» **STATED GOAL**
Say how many lines of the listing below contain "seco", giving the number and nothing else.

Extracted data entries
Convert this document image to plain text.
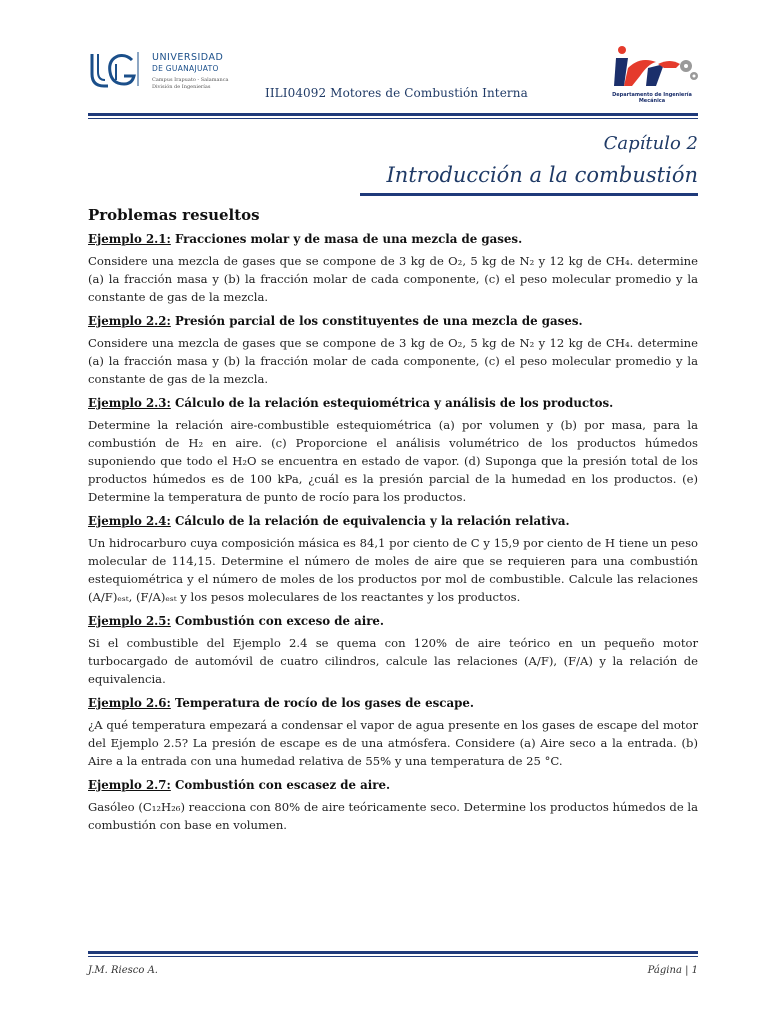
UNIVERSIDAD
DE GUANAJUATO
Campus Irapuato - Salamanca
División de Ingenierías	IILI04092 Motores de Combustión Interna	Departamento de Ingeniería Mecánica
Capítulo 2
Introducción a la combustión
Problemas resueltos

Ejemplo 2.1: Fracciones molar y de masa de una mezcla de gases.

Considere una mezcla de gases que se compone de 3 kg de O₂, 5 kg de N₂ y 12 kg de CH₄. determine (a) la fracción masa y (b) la fracción molar de cada componente, (c) el peso molecular promedio y la constante de gas de la mezcla.

Ejemplo 2.2: Presión parcial de los constituyentes de una mezcla de gases.

Considere una mezcla de gases que se compone de 3 kg de O₂, 5 kg de N₂ y 12 kg de CH₄. determine (a) la fracción masa y (b) la fracción molar de cada componente, (c) el peso molecular promedio y la constante de gas de la mezcla.

Ejemplo 2.3: Cálculo de la relación estequiométrica y análisis de los productos.

Determine la relación aire-combustible estequiométrica (a) por volumen y (b) por masa, para la combustión de H₂ en aire. (c) Proporcione el análisis volumétrico de los productos húmedos suponiendo que todo el H₂O se encuentra en estado de vapor. (d) Suponga que la presión total de los productos húmedos es de 100 kPa, ¿cuál es la presión parcial de la humedad en los productos. (e) Determine la temperatura de punto de rocío para los productos.

Ejemplo 2.4: Cálculo de la relación de equivalencia y la relación relativa.

Un hidrocarburo cuya composición másica es 84,1 por ciento de C y 15,9 por ciento de H tiene un peso molecular de 114,15. Determine el número de moles de aire que se requieren para una combustión estequiométrica y el número de moles de los productos por mol de combustible. Calcule las relaciones (A/F)ₑₛₜ, (F/A)ₑₛₜ y los pesos moleculares de los reactantes y los productos.

Ejemplo 2.5: Combustión con exceso de aire.

Si el combustible del Ejemplo 2.4 se quema con 120% de aire teórico en un pequeño motor turbocargado de automóvil de cuatro cilindros, calcule las relaciones (A/F), (F/A) y la relación de equivalencia.

Ejemplo 2.6: Temperatura de rocío de los gases de escape.

¿A qué temperatura empezará a condensar el vapor de agua presente en los gases de escape del motor del Ejemplo 2.5? La presión de escape es de una atmósfera. Considere (a) Aire seco a la entrada. (b) Aire a la entrada con una humedad relativa de 55% y una temperatura de 25 °C.

Ejemplo 2.7: Combustión con escasez de aire.

Gasóleo (C₁₂H₂₆) reacciona con 80% de aire teóricamente seco. Determine los productos húmedos de la combustión con base en volumen.

J.M. Riesco A.	Página | 1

» **TASK OUTPUT**
2